Data entries:
++++++++++++++++++++

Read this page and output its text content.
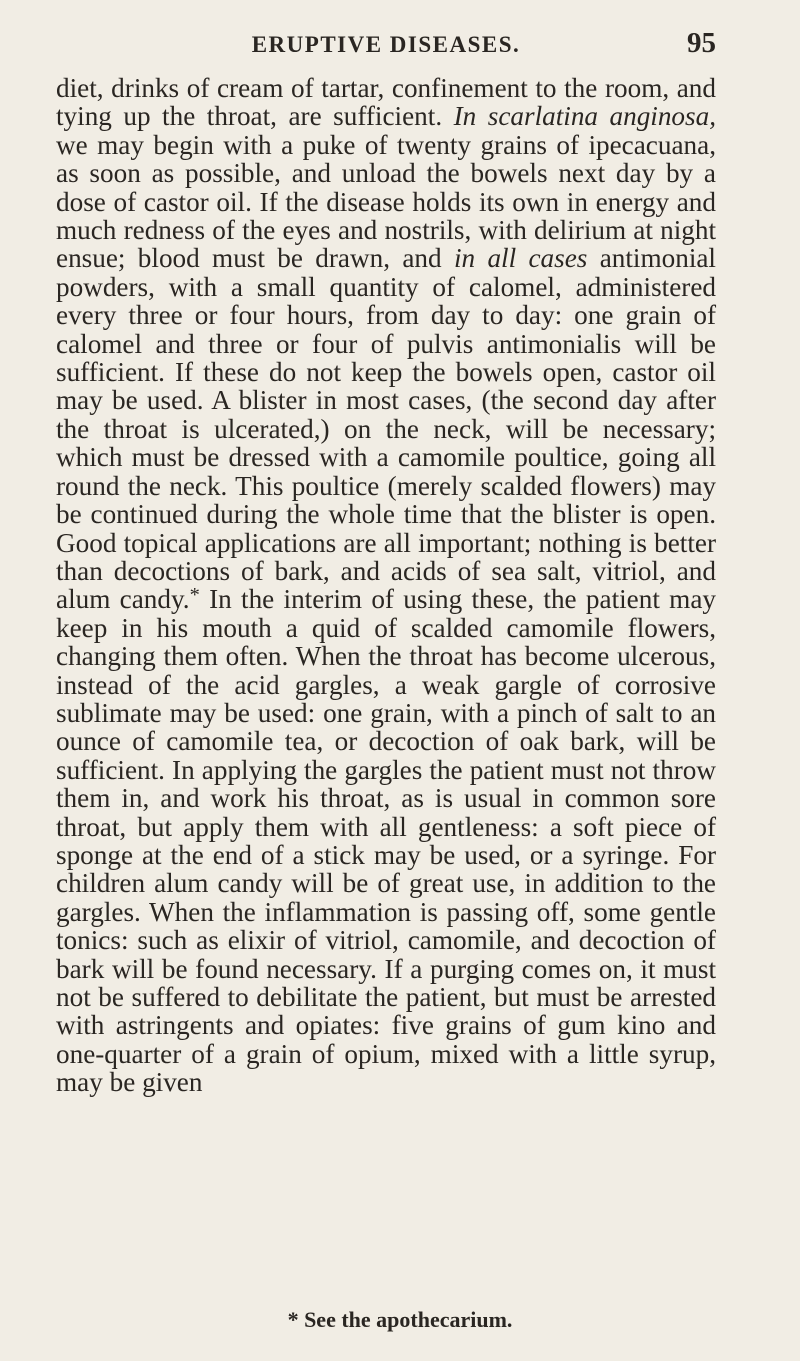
ERUPTIVE DISEASES.	95

diet, drinks of cream of tartar, confinement to the room, and tying up the throat, are sufficient. In scarlatina anginosa, we may begin with a puke of twenty grains of ipecacuana, as soon as possible, and unload the bowels next day by a dose of castor oil. If the disease holds its own in energy and much redness of the eyes and nostrils, with delirium at night ensue; blood must be drawn, and in all cases antimonial powders, with a small quantity of calomel, administered every three or four hours, from day to day: one grain of calomel and three or four of pulvis antimonialis will be sufficient. If these do not keep the bowels open, castor oil may be used. A blister in most cases, (the second day after the throat is ulcerated,) on the neck, will be necessary; which must be dressed with a camomile poultice, going all round the neck. This poultice (merely scalded flowers) may be continued during the whole time that the blister is open. Good topical applications are all important; nothing is better than decoctions of bark, and acids of sea salt, vitriol, and alum candy.* In the interim of using these, the patient may keep in his mouth a quid of scalded camomile flowers, changing them often. When the throat has become ulcerous, instead of the acid gargles, a weak gargle of corrosive sublimate may be used: one grain, with a pinch of salt to an ounce of camomile tea, or decoction of oak bark, will be sufficient. In applying the gargles the patient must not throw them in, and work his throat, as is usual in common sore throat, but apply them with all gentleness: a soft piece of sponge at the end of a stick may be used, or a syringe. For children alum candy will be of great use, in addition to the gargles. When the inflammation is passing off, some gentle tonics: such as elixir of vitriol, camomile, and decoction of bark will be found necessary. If a purging comes on, it must not be suffered to debilitate the patient, but must be arrested with astringents and opiates: five grains of gum kino and one-quarter of a grain of opium, mixed with a little syrup, may be given

* See the apothecarium.
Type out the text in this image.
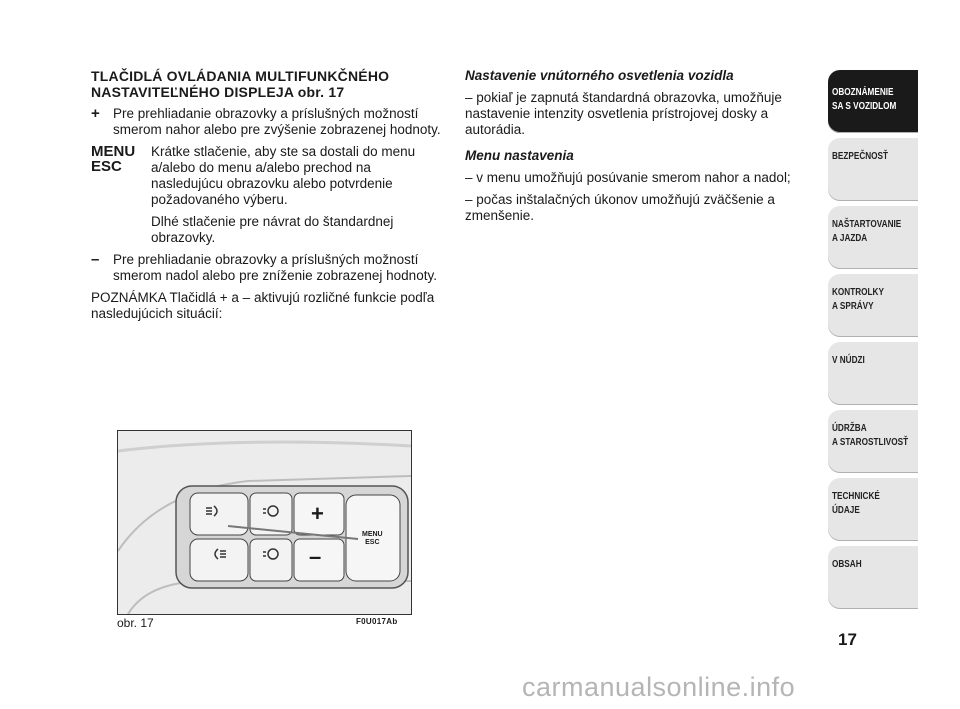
TLAČIDLÁ OVLÁDANIA MULTIFUNKČNÉHO
NASTAVITEĽNÉHO DISPLEJA obr. 17
+ Pre prehliadanie obrazovky a príslušných možností smerom nahor alebo pre zvýšenie zobrazenej hodnoty.
MENU
ESC
Krátke stlačenie, aby ste sa dostali do menu a/alebo do menu a/alebo prechod na nasledujúcu obrazovku alebo potvrdenie požadovaného výberu.
Dlhé stlačenie pre návrat do štandardnej obrazovky.
–	Pre prehliadanie obrazovky a príslušných možností smerom nadol alebo pre zníženie zobrazenej hodnoty.
POZNÁMKA Tlačidlá + a – aktivujú rozličné funkcie podľa nasledujúcich situácií:
Nastavenie vnútorného osvetlenia vozidla
– pokiaľ je zapnutá štandardná obrazovka, umožňuje nastavenie intenzity osvetlenia prístrojovej dosky a autorádia.
Menu nastavenia
– v menu umožňujú posúvanie smerom nahor a nadol;
– počas inštalačných úkonov umožňujú zväčšenie a zmenšenie.
+
–
MENU
ESC
obr. 17	F0U017Ab
OBOZNÁMENIE
SA S VOZIDLOM
BEZPEČNOSŤ
NAŠTARTOVANIE
A JAZDA
KONTROLKY
A SPRÁVY
V NÚDZI
ÚDRŽBA
A STAROSTLIVOSŤ
TECHNICKÉ
ÚDAJE
OBSAH
17
carmanualsonline.info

++++++++++++++++++++

Find how many lines of the material carry the string "stlačenie". Only the number should be in the answer.

SOLUTION | 2